__Information supplied__:
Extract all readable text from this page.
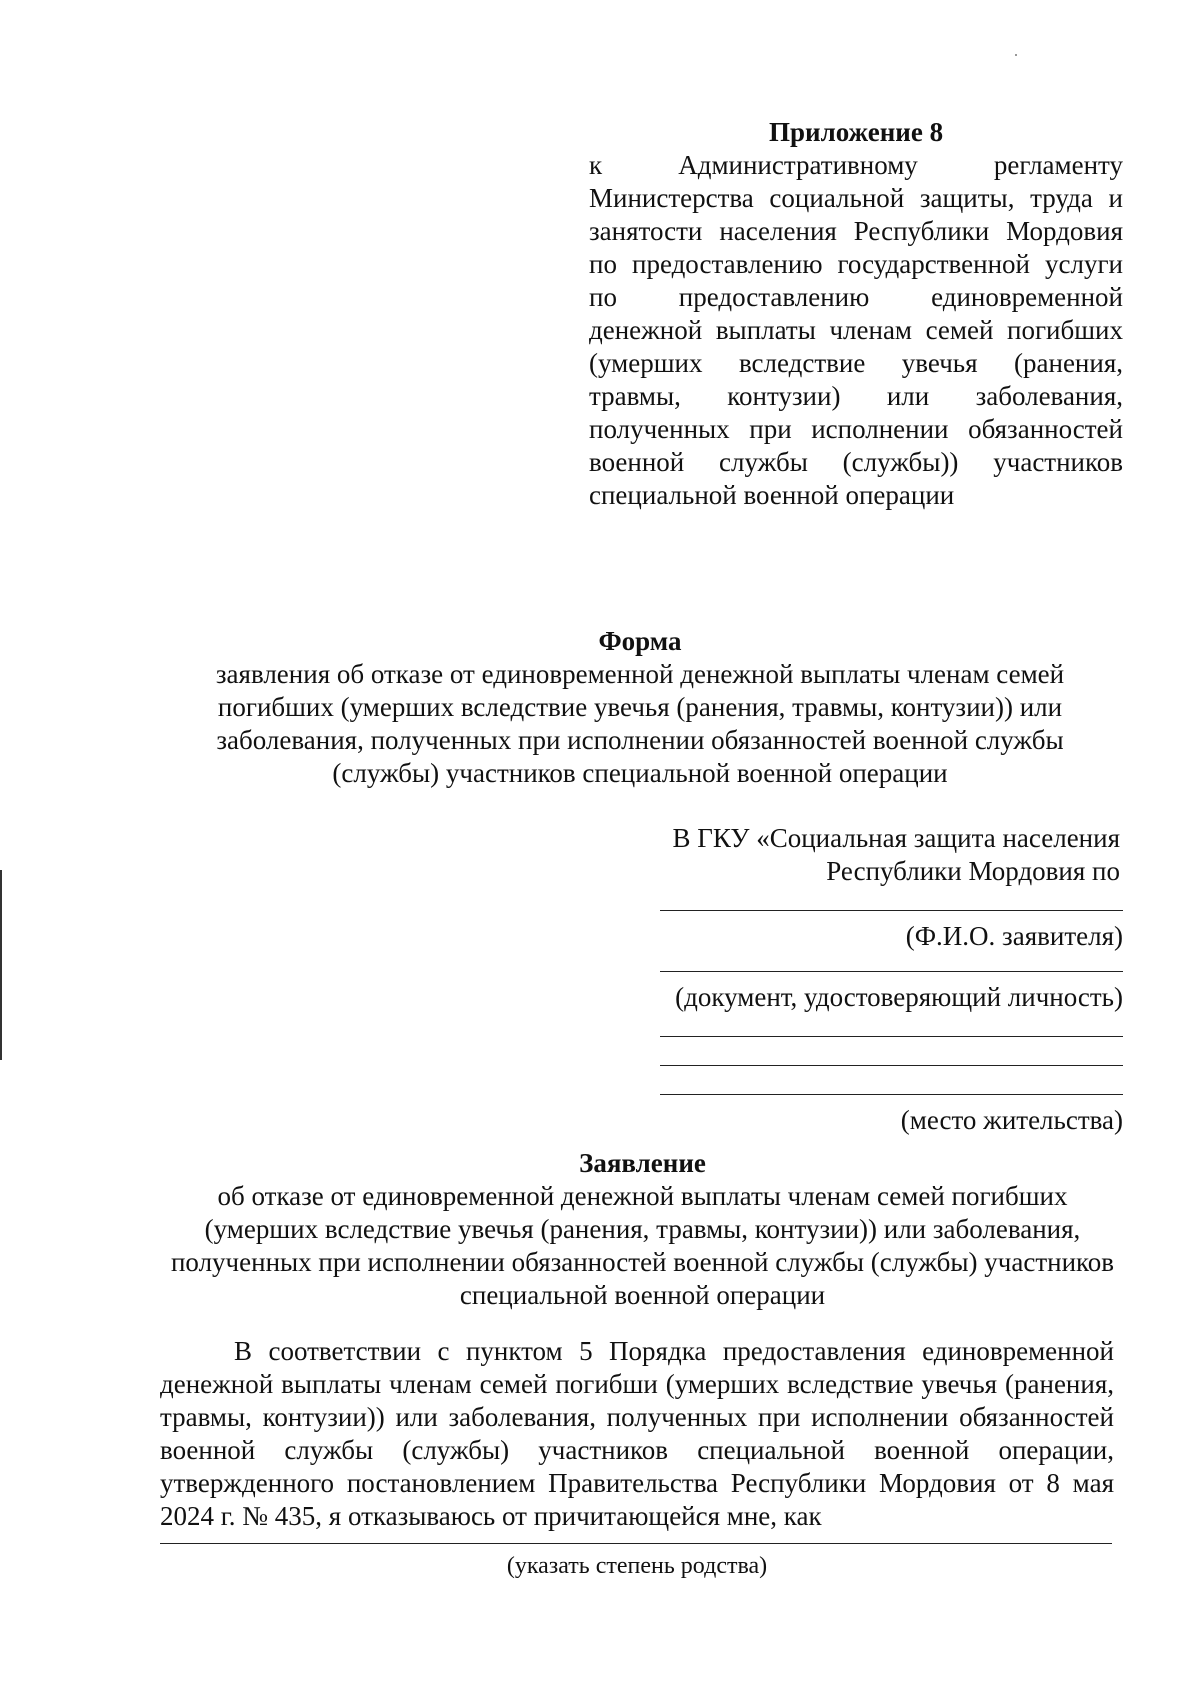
Приложение 8

к Административному регламенту Министерства социальной защиты, труда и занятости населения Республики Мордовия по предоставлению государственной услуги по предоставлению единовременной денежной выплаты членам семей погибших (умерших вследствие увечья (ранения, травмы, контузии) или заболевания, полученных при исполнении обязанностей военной службы (службы)) участников специальной военной операции

Форма
заявления об отказе от единовременной денежной выплаты членам семей погибших (умерших вследствие увечья (ранения, травмы, контузии)) или заболевания, полученных при исполнении обязанностей военной службы (службы) участников специальной военной операции
В ГКУ «Социальная защита населения
Республики Мордовия по
(Ф.И.О. заявителя)
(документ, удостоверяющий личность)
(место жительства)
Заявление
об отказе от единовременной денежной выплаты членам семей погибших (умерших вследствие увечья (ранения, травмы, контузии)) или заболевания, полученных при исполнении обязанностей военной службы (службы) участников специальной военной операции

В соответствии с пунктом 5 Порядка предоставления единовременной денежной выплаты членам семей погибши (умерших вследствие увечья (ранения, травмы, контузии)) или заболевания, полученных при исполнении обязанностей военной службы (службы) участников специальной военной операции, утвержденного постановлением Правительства Республики Мордовия от 8 мая 2024 г. № 435, я отказываюсь от причитающейся мне, как

(указать степень родства)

__Problem statement__: In your copy, leave out the pictures and reproduce the material above exactly.

__Task result__:
Extract all readable text from this page.
Приложение 8

к Административному регламенту Министерства социальной защиты, труда и занятости населения Республики Мордовия по предоставлению государственной услуги по предоставлению единовременной денежной выплаты членам семей погибших (умерших вследствие увечья (ранения, травмы, контузии) или заболевания, полученных при исполнении обязанностей военной службы (службы)) участников специальной военной операции

Форма
заявления об отказе от единовременной денежной выплаты членам семей погибших (умерших вследствие увечья (ранения, травмы, контузии)) или заболевания, полученных при исполнении обязанностей военной службы (службы) участников специальной военной операции
В ГКУ «Социальная защита населения
Республики Мордовия по
(Ф.И.О. заявителя)
(документ, удостоверяющий личность)
(место жительства)
Заявление
об отказе от единовременной денежной выплаты членам семей погибших (умерших вследствие увечья (ранения, травмы, контузии)) или заболевания, полученных при исполнении обязанностей военной службы (службы) участников специальной военной операции

В соответствии с пунктом 5 Порядка предоставления единовременной денежной выплаты членам семей погибши (умерших вследствие увечья (ранения, травмы, контузии)) или заболевания, полученных при исполнении обязанностей военной службы (службы) участников специальной военной операции, утвержденного постановлением Правительства Республики Мордовия от 8 мая 2024 г. № 435, я отказываюсь от причитающейся мне, как

(указать степень родства)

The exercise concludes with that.